====== STORED ROWS ======
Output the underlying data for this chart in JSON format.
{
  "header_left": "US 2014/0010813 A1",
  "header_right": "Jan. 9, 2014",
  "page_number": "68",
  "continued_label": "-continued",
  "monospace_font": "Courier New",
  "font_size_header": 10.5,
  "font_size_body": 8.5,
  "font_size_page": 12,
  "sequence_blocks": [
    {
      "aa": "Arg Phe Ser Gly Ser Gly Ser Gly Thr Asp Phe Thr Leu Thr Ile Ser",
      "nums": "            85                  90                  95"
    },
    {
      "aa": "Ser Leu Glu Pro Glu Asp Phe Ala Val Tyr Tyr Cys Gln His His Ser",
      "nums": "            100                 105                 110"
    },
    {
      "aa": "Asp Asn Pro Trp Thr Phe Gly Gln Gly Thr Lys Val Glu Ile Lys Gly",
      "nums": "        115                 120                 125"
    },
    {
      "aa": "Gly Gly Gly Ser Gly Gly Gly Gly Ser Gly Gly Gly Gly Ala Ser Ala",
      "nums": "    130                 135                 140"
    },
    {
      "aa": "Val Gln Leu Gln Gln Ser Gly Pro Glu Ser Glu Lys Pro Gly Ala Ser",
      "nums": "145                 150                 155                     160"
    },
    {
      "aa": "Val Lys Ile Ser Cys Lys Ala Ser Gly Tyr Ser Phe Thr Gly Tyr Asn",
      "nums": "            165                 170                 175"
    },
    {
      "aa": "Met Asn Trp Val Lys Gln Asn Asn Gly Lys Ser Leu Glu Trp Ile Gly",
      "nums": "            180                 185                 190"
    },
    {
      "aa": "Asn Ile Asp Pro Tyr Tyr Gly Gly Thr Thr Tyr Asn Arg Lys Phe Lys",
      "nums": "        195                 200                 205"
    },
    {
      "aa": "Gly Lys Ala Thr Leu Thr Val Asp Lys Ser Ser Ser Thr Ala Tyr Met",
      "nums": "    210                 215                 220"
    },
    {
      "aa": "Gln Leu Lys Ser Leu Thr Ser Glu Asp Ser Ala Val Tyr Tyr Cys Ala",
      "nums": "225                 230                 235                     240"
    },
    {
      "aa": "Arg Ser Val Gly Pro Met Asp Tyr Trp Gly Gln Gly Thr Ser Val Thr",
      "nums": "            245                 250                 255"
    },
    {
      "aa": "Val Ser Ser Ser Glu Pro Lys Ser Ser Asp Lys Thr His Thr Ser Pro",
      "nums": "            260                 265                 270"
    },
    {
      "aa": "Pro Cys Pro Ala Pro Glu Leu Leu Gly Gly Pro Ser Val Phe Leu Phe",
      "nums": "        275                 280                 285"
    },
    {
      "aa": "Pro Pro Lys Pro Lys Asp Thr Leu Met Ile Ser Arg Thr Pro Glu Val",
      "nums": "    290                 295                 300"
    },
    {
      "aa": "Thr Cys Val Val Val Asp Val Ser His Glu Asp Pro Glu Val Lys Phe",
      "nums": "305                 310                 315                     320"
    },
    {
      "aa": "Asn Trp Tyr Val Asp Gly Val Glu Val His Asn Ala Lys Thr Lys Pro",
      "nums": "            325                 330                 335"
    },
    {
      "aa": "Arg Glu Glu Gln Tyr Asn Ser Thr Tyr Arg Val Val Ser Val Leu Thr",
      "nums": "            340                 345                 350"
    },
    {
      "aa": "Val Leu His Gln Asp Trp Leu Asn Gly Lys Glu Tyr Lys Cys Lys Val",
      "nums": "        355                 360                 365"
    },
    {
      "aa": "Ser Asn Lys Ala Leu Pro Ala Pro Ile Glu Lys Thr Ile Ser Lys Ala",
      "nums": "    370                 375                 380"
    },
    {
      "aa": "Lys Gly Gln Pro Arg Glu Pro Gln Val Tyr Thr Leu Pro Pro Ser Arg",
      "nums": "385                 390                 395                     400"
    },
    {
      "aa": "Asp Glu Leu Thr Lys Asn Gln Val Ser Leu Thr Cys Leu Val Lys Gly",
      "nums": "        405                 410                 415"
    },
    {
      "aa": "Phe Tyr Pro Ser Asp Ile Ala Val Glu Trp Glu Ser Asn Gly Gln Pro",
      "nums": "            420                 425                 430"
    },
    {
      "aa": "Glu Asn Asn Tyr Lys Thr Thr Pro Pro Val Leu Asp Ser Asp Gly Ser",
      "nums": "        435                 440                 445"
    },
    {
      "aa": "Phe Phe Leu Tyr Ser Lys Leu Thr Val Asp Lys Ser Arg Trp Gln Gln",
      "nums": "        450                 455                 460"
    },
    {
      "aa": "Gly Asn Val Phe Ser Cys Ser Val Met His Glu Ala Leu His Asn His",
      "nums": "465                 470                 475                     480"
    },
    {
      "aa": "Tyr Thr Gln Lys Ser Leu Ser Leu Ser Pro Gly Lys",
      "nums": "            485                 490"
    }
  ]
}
======
REQUIRED WORK »
Copy all the entries verbatim.

SOLVED EXERCISE »
Output the underlying data for this chart in JSON format.
{
  "header_left": "US 2014/0010813 A1",
  "header_right": "Jan. 9, 2014",
  "page_number": "68",
  "continued_label": "-continued",
  "monospace_font": "Courier New",
  "font_size_header": 10.5,
  "font_size_body": 8.5,
  "font_size_page": 12,
  "sequence_blocks": [
    {
      "aa": "Arg Phe Ser Gly Ser Gly Ser Gly Thr Asp Phe Thr Leu Thr Ile Ser",
      "nums": "            85                  90                  95"
    },
    {
      "aa": "Ser Leu Glu Pro Glu Asp Phe Ala Val Tyr Tyr Cys Gln His His Ser",
      "nums": "            100                 105                 110"
    },
    {
      "aa": "Asp Asn Pro Trp Thr Phe Gly Gln Gly Thr Lys Val Glu Ile Lys Gly",
      "nums": "        115                 120                 125"
    },
    {
      "aa": "Gly Gly Gly Ser Gly Gly Gly Gly Ser Gly Gly Gly Gly Ala Ser Ala",
      "nums": "    130                 135                 140"
    },
    {
      "aa": "Val Gln Leu Gln Gln Ser Gly Pro Glu Ser Glu Lys Pro Gly Ala Ser",
      "nums": "145                 150                 155                     160"
    },
    {
      "aa": "Val Lys Ile Ser Cys Lys Ala Ser Gly Tyr Ser Phe Thr Gly Tyr Asn",
      "nums": "            165                 170                 175"
    },
    {
      "aa": "Met Asn Trp Val Lys Gln Asn Asn Gly Lys Ser Leu Glu Trp Ile Gly",
      "nums": "            180                 185                 190"
    },
    {
      "aa": "Asn Ile Asp Pro Tyr Tyr Gly Gly Thr Thr Tyr Asn Arg Lys Phe Lys",
      "nums": "        195                 200                 205"
    },
    {
      "aa": "Gly Lys Ala Thr Leu Thr Val Asp Lys Ser Ser Ser Thr Ala Tyr Met",
      "nums": "    210                 215                 220"
    },
    {
      "aa": "Gln Leu Lys Ser Leu Thr Ser Glu Asp Ser Ala Val Tyr Tyr Cys Ala",
      "nums": "225                 230                 235                     240"
    },
    {
      "aa": "Arg Ser Val Gly Pro Met Asp Tyr Trp Gly Gln Gly Thr Ser Val Thr",
      "nums": "            245                 250                 255"
    },
    {
      "aa": "Val Ser Ser Ser Glu Pro Lys Ser Ser Asp Lys Thr His Thr Ser Pro",
      "nums": "            260                 265                 270"
    },
    {
      "aa": "Pro Cys Pro Ala Pro Glu Leu Leu Gly Gly Pro Ser Val Phe Leu Phe",
      "nums": "        275                 280                 285"
    },
    {
      "aa": "Pro Pro Lys Pro Lys Asp Thr Leu Met Ile Ser Arg Thr Pro Glu Val",
      "nums": "    290                 295                 300"
    },
    {
      "aa": "Thr Cys Val Val Val Asp Val Ser His Glu Asp Pro Glu Val Lys Phe",
      "nums": "305                 310                 315                     320"
    },
    {
      "aa": "Asn Trp Tyr Val Asp Gly Val Glu Val His Asn Ala Lys Thr Lys Pro",
      "nums": "            325                 330                 335"
    },
    {
      "aa": "Arg Glu Glu Gln Tyr Asn Ser Thr Tyr Arg Val Val Ser Val Leu Thr",
      "nums": "            340                 345                 350"
    },
    {
      "aa": "Val Leu His Gln Asp Trp Leu Asn Gly Lys Glu Tyr Lys Cys Lys Val",
      "nums": "        355                 360                 365"
    },
    {
      "aa": "Ser Asn Lys Ala Leu Pro Ala Pro Ile Glu Lys Thr Ile Ser Lys Ala",
      "nums": "    370                 375                 380"
    },
    {
      "aa": "Lys Gly Gln Pro Arg Glu Pro Gln Val Tyr Thr Leu Pro Pro Ser Arg",
      "nums": "385                 390                 395                     400"
    },
    {
      "aa": "Asp Glu Leu Thr Lys Asn Gln Val Ser Leu Thr Cys Leu Val Lys Gly",
      "nums": "        405                 410                 415"
    },
    {
      "aa": "Phe Tyr Pro Ser Asp Ile Ala Val Glu Trp Glu Ser Asn Gly Gln Pro",
      "nums": "            420                 425                 430"
    },
    {
      "aa": "Glu Asn Asn Tyr Lys Thr Thr Pro Pro Val Leu Asp Ser Asp Gly Ser",
      "nums": "        435                 440                 445"
    },
    {
      "aa": "Phe Phe Leu Tyr Ser Lys Leu Thr Val Asp Lys Ser Arg Trp Gln Gln",
      "nums": "        450                 455                 460"
    },
    {
      "aa": "Gly Asn Val Phe Ser Cys Ser Val Met His Glu Ala Leu His Asn His",
      "nums": "465                 470                 475                     480"
    },
    {
      "aa": "Tyr Thr Gln Lys Ser Leu Ser Leu Ser Pro Gly Lys",
      "nums": "            485                 490"
    }
  ]
}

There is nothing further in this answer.